Problem> Scan the listing below. Report each line that includes "from".

## Begin Listed records

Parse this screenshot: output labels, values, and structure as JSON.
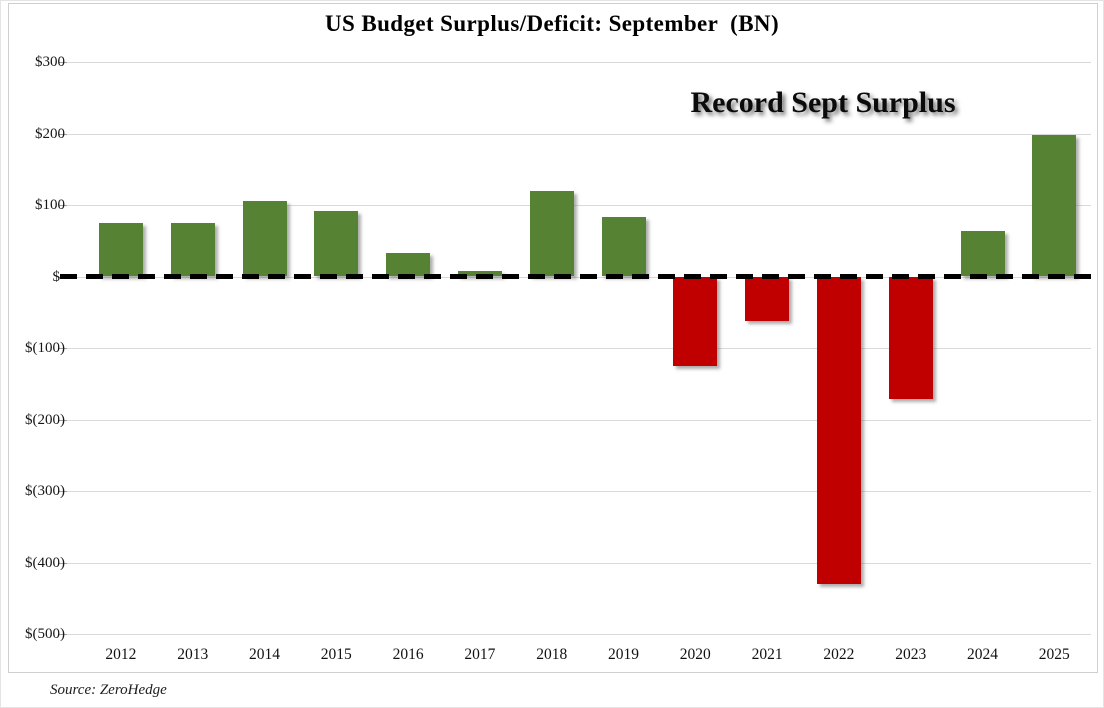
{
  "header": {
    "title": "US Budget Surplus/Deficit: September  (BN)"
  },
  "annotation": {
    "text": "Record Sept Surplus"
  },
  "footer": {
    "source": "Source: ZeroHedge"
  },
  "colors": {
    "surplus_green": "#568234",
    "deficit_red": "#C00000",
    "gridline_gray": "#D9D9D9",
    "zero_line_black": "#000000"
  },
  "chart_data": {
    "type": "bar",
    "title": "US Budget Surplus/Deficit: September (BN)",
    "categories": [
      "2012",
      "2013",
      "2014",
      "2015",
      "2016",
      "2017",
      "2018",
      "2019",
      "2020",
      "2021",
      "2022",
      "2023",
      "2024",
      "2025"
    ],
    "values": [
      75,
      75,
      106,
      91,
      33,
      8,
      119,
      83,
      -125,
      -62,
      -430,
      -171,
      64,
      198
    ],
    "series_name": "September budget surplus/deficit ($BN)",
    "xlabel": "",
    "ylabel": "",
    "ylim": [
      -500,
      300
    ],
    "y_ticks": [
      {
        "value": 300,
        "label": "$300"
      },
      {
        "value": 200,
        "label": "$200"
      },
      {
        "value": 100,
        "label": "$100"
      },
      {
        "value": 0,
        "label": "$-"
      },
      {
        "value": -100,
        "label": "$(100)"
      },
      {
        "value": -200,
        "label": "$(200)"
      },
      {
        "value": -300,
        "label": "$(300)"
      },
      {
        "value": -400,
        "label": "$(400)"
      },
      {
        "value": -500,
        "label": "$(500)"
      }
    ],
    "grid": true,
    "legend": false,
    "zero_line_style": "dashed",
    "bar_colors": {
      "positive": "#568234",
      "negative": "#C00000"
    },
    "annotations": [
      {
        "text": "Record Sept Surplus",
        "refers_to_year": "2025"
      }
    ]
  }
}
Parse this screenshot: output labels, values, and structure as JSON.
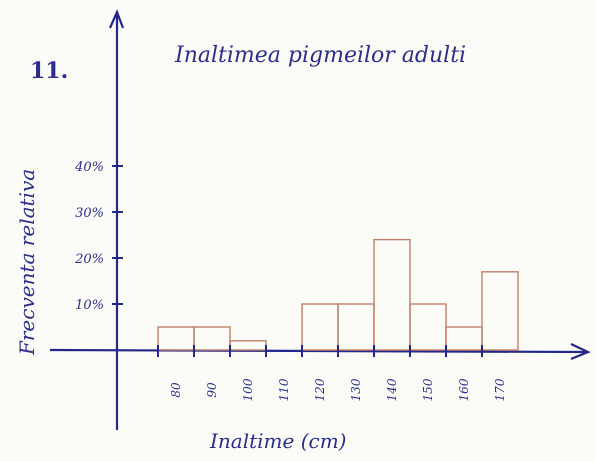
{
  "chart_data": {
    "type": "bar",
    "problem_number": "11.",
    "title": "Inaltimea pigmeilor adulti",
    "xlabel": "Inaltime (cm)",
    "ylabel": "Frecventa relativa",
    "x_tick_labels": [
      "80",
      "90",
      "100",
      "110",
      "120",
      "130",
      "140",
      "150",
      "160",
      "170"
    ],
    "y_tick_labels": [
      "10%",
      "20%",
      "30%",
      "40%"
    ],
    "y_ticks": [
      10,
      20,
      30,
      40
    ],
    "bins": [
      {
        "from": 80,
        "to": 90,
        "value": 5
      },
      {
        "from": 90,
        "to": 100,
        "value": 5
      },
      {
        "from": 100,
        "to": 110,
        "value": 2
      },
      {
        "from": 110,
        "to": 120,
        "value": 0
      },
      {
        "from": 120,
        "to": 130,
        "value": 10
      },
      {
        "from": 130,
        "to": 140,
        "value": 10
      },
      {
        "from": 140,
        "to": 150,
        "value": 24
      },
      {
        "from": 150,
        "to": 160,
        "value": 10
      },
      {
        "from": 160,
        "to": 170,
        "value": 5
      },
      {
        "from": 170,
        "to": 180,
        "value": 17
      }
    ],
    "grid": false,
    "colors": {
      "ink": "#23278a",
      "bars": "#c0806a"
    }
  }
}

## End Listed records

The completed task>
        "from": 80,
        "from": 90,
        "from": 100,
        "from": 110,
        "from": 120,
        "from": 130,
        "from": 140,
        "from": 150,
        "from": 160,
        "from": 170,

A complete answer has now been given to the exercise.